EXTRACTED ENTRIES:
·····

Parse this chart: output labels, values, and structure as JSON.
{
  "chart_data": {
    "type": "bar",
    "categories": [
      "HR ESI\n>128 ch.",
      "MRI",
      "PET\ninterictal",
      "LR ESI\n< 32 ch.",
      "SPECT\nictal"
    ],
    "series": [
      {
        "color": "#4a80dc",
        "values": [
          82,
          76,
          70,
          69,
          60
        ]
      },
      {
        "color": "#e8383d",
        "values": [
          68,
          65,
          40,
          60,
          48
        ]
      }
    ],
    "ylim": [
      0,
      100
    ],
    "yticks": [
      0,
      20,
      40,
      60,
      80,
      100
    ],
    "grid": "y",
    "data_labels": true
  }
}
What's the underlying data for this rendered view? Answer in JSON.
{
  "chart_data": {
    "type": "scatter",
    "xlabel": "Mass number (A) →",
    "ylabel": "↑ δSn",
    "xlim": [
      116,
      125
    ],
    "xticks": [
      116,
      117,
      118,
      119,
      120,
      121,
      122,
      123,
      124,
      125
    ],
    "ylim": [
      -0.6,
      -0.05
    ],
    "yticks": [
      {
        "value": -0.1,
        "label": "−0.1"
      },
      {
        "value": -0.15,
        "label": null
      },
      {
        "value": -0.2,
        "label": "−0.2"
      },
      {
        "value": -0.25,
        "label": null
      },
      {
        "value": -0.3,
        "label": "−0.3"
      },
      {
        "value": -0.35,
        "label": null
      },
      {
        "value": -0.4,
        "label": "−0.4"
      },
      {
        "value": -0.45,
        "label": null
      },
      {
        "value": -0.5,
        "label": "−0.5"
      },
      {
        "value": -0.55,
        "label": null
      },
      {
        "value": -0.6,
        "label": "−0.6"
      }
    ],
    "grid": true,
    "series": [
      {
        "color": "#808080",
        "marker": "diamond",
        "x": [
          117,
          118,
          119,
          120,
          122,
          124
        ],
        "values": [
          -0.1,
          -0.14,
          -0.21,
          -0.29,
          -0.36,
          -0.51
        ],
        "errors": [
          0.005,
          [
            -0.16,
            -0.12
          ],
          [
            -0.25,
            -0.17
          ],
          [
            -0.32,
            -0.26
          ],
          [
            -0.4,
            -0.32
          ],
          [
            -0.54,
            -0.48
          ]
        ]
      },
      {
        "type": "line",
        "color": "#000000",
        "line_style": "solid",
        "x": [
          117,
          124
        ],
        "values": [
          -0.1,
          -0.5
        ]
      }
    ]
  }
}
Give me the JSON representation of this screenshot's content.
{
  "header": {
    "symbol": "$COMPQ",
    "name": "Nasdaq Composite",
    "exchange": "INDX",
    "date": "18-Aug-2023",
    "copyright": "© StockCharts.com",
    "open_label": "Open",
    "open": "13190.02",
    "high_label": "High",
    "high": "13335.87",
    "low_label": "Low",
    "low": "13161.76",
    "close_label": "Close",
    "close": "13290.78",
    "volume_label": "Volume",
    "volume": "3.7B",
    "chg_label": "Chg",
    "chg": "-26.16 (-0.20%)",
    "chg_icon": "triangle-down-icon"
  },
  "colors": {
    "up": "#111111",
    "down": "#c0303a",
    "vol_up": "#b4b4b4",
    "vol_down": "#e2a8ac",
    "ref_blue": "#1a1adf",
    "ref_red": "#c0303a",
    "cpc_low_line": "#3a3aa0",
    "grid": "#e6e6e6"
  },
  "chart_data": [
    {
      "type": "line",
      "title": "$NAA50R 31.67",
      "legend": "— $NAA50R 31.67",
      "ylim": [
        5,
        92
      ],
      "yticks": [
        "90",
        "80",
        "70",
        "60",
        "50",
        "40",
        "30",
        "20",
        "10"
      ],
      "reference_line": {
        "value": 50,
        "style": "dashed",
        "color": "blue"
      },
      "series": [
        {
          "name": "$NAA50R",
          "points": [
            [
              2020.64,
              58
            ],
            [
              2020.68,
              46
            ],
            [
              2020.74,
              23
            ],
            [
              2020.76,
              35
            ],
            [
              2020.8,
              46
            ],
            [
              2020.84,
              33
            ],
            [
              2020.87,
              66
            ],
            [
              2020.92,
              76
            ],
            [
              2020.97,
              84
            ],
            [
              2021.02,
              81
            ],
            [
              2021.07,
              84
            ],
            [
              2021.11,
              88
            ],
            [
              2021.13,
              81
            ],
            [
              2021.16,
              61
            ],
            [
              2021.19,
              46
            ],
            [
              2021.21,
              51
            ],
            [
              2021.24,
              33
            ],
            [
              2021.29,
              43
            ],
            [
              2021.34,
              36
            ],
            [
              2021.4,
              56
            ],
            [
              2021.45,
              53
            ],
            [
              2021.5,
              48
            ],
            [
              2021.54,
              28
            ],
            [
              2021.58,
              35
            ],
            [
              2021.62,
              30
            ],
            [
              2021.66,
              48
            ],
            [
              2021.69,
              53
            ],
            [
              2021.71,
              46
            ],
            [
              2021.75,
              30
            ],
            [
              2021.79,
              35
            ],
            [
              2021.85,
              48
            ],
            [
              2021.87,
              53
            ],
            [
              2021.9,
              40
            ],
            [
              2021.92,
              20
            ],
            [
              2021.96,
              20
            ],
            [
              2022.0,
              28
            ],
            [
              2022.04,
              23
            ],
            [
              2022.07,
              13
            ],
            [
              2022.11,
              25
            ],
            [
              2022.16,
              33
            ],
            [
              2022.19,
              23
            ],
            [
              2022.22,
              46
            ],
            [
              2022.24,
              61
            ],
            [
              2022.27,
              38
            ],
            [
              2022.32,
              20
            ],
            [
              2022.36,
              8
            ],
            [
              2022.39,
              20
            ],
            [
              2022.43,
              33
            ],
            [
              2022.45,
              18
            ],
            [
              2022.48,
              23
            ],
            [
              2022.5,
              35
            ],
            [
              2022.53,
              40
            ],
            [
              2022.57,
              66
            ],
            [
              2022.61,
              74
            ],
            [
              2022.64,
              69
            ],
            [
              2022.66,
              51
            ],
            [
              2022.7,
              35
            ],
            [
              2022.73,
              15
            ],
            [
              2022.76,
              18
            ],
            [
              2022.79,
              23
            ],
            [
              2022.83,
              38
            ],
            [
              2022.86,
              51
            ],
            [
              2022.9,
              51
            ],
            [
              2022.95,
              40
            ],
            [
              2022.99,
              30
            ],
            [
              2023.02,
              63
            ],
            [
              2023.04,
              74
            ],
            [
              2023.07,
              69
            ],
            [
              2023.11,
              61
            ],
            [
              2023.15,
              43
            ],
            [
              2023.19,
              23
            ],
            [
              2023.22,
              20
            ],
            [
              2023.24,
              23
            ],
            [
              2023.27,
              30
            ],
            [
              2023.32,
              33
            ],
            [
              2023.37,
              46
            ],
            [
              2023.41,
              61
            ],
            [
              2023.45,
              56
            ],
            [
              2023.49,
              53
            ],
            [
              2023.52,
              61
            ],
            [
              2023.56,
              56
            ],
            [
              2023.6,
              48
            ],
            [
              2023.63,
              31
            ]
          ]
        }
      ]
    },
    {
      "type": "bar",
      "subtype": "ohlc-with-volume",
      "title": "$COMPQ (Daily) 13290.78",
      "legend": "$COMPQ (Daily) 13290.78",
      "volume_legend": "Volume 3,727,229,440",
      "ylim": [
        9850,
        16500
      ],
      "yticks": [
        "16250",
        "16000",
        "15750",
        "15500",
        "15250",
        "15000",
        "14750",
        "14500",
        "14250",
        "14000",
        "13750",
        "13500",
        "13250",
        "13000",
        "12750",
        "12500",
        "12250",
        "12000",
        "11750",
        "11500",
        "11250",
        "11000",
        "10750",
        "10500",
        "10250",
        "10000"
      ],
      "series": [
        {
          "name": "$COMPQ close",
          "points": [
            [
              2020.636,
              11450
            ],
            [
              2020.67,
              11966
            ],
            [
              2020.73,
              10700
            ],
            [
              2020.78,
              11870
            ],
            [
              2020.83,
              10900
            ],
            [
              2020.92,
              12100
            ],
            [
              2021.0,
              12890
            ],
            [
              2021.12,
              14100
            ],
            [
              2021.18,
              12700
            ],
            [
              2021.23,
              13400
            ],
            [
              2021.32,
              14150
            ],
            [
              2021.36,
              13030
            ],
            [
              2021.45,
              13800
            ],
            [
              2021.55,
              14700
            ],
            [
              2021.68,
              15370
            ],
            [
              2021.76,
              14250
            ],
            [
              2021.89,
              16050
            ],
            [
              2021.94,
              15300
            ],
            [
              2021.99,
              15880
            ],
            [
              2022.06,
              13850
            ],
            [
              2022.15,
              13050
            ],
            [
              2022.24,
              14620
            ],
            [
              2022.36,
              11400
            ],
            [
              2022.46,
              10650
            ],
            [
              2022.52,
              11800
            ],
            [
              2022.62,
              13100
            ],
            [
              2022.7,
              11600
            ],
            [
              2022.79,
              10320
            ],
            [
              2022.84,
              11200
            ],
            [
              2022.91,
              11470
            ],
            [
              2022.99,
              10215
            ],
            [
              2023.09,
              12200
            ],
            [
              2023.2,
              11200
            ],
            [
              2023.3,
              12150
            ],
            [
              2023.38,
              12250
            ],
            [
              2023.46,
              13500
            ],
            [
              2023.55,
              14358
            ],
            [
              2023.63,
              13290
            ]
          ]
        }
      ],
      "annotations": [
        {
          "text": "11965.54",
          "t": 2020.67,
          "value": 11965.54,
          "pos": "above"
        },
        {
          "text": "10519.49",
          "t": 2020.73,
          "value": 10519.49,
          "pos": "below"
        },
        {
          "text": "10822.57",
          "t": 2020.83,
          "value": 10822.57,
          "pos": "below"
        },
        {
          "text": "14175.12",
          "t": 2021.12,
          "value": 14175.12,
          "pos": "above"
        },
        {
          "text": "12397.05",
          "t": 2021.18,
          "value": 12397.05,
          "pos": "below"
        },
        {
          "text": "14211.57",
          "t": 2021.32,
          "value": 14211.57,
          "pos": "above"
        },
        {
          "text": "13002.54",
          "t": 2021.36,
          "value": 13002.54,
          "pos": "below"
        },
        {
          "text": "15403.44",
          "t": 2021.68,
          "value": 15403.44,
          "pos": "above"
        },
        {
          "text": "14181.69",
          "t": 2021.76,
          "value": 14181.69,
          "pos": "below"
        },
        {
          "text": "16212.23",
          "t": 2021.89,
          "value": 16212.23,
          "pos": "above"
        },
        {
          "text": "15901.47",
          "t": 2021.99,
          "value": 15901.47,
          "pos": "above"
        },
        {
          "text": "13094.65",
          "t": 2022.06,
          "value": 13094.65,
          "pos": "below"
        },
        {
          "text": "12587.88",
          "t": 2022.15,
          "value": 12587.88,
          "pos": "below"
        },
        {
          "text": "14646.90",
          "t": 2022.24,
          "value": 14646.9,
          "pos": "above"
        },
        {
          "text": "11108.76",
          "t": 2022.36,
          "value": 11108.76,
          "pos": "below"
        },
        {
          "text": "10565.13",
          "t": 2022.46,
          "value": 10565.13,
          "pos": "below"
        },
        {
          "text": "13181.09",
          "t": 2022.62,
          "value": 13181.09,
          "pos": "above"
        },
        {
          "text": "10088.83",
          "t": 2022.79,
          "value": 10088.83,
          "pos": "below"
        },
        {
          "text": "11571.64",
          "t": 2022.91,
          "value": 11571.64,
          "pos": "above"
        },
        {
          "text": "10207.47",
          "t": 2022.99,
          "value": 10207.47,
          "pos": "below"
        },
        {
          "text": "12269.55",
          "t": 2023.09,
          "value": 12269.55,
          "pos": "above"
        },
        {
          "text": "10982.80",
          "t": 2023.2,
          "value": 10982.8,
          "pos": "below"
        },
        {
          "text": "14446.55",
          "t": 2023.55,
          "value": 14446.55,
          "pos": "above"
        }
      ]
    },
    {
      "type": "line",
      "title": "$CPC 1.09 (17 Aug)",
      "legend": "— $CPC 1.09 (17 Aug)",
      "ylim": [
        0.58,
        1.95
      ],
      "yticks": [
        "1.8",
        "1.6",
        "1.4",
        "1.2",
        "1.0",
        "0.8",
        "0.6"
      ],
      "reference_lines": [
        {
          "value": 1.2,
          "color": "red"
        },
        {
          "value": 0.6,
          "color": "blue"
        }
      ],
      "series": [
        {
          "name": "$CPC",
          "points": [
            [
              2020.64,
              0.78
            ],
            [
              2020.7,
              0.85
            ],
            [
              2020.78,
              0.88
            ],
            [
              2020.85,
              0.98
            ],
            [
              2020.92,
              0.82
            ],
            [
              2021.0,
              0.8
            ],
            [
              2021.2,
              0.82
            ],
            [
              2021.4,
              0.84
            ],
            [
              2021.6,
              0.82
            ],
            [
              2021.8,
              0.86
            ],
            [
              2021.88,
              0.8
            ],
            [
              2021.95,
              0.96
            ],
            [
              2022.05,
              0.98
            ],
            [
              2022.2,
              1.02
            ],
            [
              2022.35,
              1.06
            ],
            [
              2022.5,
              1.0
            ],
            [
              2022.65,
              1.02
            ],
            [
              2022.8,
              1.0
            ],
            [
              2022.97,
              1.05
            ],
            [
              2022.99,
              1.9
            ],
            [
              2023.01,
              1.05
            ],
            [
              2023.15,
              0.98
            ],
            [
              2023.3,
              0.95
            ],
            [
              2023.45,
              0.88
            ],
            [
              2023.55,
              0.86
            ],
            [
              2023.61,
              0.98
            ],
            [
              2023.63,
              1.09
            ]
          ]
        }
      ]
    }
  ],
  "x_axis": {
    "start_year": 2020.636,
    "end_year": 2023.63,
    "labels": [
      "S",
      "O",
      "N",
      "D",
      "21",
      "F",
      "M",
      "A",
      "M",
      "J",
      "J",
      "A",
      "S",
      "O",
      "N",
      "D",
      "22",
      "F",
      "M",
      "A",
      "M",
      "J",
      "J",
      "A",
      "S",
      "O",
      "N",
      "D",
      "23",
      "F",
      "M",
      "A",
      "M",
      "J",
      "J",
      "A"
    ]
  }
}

·····

AIM OF THE EXERCISE: State how many lines of the listing above include the word "JSON". Give nothing but the number.

THE COMPLETED TASK: 3